** BEGIN RECORDS TO PROCESS **
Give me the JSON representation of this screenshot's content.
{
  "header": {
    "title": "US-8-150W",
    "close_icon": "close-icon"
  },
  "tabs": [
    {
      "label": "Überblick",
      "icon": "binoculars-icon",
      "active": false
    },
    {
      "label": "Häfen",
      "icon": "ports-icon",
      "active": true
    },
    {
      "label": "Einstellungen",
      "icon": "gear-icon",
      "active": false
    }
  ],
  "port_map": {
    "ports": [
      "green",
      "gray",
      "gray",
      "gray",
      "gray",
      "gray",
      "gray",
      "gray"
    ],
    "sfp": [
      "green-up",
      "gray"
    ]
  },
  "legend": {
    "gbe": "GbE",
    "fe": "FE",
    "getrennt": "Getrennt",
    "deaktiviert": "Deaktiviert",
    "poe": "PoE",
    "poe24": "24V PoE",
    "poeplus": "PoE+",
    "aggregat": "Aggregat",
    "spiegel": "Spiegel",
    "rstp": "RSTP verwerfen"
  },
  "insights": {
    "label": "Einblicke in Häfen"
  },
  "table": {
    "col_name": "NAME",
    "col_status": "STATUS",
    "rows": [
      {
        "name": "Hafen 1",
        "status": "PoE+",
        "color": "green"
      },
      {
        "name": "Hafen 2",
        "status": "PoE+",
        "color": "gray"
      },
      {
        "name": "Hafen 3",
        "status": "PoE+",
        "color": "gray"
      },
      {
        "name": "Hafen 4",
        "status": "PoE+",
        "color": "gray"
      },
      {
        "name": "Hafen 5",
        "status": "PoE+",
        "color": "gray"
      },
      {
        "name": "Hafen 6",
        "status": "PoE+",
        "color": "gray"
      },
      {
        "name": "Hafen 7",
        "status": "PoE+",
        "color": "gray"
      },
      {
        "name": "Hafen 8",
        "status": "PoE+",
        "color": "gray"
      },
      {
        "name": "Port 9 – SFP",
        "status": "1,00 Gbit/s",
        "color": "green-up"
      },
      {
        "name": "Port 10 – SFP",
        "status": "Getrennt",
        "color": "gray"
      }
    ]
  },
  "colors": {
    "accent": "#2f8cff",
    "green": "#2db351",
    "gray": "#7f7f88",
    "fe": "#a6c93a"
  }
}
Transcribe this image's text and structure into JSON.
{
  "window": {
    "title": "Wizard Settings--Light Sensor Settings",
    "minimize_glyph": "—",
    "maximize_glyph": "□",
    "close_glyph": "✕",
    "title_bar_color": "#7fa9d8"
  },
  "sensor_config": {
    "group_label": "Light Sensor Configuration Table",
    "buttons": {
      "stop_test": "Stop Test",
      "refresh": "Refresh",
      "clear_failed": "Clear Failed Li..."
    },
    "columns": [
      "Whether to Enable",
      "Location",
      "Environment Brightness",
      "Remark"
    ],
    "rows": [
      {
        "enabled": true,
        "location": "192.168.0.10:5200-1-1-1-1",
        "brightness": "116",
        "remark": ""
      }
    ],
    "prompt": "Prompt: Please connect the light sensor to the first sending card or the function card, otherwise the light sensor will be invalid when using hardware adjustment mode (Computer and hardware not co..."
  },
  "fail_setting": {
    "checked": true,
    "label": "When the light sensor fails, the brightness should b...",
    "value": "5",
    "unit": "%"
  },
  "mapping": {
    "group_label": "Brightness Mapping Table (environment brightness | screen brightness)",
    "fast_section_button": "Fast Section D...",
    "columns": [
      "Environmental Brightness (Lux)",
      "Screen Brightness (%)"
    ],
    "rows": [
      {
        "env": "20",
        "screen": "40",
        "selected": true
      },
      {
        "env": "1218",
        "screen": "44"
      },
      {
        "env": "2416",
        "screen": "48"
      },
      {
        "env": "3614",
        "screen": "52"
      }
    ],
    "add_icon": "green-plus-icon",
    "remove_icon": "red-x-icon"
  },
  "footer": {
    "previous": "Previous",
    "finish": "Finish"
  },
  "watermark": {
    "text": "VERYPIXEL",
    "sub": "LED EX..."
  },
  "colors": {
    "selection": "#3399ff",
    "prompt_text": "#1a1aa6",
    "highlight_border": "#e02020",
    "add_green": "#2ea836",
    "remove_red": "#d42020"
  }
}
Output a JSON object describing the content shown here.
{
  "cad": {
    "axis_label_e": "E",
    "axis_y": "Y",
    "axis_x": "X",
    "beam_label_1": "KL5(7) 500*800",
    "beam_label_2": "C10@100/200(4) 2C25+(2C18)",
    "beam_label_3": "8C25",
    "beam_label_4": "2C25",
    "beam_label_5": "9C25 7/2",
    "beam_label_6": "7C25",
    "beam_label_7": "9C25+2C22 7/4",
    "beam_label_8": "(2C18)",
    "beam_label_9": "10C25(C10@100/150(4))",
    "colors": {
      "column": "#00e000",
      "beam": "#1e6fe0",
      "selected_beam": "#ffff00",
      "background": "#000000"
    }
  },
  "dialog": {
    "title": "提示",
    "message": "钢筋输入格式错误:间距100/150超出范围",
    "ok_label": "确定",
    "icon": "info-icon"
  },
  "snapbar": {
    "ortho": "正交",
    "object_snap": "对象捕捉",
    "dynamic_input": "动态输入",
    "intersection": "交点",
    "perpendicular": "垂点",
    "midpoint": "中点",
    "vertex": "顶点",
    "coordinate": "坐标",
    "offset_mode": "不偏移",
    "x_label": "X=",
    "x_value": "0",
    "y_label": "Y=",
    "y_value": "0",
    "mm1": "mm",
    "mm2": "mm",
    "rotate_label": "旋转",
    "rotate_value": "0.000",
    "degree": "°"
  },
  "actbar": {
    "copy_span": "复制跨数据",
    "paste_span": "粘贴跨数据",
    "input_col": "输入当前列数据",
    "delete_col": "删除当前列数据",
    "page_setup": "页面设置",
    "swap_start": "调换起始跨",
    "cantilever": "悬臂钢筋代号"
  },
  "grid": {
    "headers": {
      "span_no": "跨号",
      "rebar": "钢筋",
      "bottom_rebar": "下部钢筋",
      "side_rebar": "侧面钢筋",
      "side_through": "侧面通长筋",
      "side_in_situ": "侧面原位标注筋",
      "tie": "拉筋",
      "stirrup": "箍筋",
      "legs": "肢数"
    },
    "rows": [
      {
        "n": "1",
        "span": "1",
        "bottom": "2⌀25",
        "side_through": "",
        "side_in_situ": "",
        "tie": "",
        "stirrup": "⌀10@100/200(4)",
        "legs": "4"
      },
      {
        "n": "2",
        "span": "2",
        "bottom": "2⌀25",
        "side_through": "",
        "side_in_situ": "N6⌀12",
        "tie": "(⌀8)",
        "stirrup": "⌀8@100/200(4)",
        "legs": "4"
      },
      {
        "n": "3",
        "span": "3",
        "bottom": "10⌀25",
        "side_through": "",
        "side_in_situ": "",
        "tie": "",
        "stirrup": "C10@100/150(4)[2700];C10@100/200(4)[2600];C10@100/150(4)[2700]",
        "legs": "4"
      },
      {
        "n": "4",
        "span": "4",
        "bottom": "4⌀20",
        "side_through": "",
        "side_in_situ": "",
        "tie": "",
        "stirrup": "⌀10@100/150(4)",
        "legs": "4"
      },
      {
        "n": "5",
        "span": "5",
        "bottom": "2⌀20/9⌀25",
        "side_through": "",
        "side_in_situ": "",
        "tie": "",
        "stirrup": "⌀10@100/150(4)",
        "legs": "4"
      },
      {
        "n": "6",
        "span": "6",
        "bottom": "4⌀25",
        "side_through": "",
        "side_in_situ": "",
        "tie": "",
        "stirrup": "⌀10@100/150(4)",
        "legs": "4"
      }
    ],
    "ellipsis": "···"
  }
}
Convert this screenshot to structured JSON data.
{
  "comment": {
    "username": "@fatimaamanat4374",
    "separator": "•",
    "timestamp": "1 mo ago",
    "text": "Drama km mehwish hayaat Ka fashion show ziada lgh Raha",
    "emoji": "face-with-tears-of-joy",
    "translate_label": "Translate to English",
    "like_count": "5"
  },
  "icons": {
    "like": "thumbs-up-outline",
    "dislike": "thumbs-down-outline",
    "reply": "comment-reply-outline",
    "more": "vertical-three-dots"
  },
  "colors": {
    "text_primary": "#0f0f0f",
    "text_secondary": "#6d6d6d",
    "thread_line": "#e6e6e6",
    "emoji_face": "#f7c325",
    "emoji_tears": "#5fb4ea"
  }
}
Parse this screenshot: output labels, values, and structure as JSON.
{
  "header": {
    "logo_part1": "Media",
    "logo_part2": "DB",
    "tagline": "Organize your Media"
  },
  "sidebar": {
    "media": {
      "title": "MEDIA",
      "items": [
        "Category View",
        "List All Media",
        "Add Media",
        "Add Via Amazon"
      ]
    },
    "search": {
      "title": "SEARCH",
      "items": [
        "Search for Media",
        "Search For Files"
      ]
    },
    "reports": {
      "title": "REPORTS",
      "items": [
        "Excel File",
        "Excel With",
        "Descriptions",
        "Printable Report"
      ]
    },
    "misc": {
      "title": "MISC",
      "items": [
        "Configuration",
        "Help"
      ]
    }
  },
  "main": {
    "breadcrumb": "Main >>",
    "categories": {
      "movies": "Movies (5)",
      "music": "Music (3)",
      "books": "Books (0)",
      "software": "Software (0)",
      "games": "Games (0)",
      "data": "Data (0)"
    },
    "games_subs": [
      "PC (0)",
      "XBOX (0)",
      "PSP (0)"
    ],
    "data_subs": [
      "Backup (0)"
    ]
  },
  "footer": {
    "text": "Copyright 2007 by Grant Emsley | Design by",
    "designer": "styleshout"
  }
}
** END RECORDS TO PROCESS **
**EXERCISE REQUIREMENTS**
Extract, verbatim, the lines from the one containing "Convert this screenshot" through the last line of the listing above.

**EXERCISE SOLUTION**
Convert this screenshot to structured JSON data.
{
  "comment": {
    "username": "@fatimaamanat4374",
    "separator": "•",
    "timestamp": "1 mo ago",
    "text": "Drama km mehwish hayaat Ka fashion show ziada lgh Raha",
    "emoji": "face-with-tears-of-joy",
    "translate_label": "Translate to English",
    "like_count": "5"
  },
  "icons": {
    "like": "thumbs-up-outline",
    "dislike": "thumbs-down-outline",
    "reply": "comment-reply-outline",
    "more": "vertical-three-dots"
  },
  "colors": {
    "text_primary": "#0f0f0f",
    "text_secondary": "#6d6d6d",
    "thread_line": "#e6e6e6",
    "emoji_face": "#f7c325",
    "emoji_tears": "#5fb4ea"
  }
}
Parse this screenshot: output labels, values, and structure as JSON.
{
  "header": {
    "logo_part1": "Media",
    "logo_part2": "DB",
    "tagline": "Organize your Media"
  },
  "sidebar": {
    "media": {
      "title": "MEDIA",
      "items": [
        "Category View",
        "List All Media",
        "Add Media",
        "Add Via Amazon"
      ]
    },
    "search": {
      "title": "SEARCH",
      "items": [
        "Search for Media",
        "Search For Files"
      ]
    },
    "reports": {
      "title": "REPORTS",
      "items": [
        "Excel File",
        "Excel With",
        "Descriptions",
        "Printable Report"
      ]
    },
    "misc": {
      "title": "MISC",
      "items": [
        "Configuration",
        "Help"
      ]
    }
  },
  "main": {
    "breadcrumb": "Main >>",
    "categories": {
      "movies": "Movies (5)",
      "music": "Music (3)",
      "books": "Books (0)",
      "software": "Software (0)",
      "games": "Games (0)",
      "data": "Data (0)"
    },
    "games_subs": [
      "PC (0)",
      "XBOX (0)",
      "PSP (0)"
    ],
    "data_subs": [
      "Backup (0)"
    ]
  },
  "footer": {
    "text": "Copyright 2007 by Grant Emsley | Design by",
    "designer": "styleshout"
  }
}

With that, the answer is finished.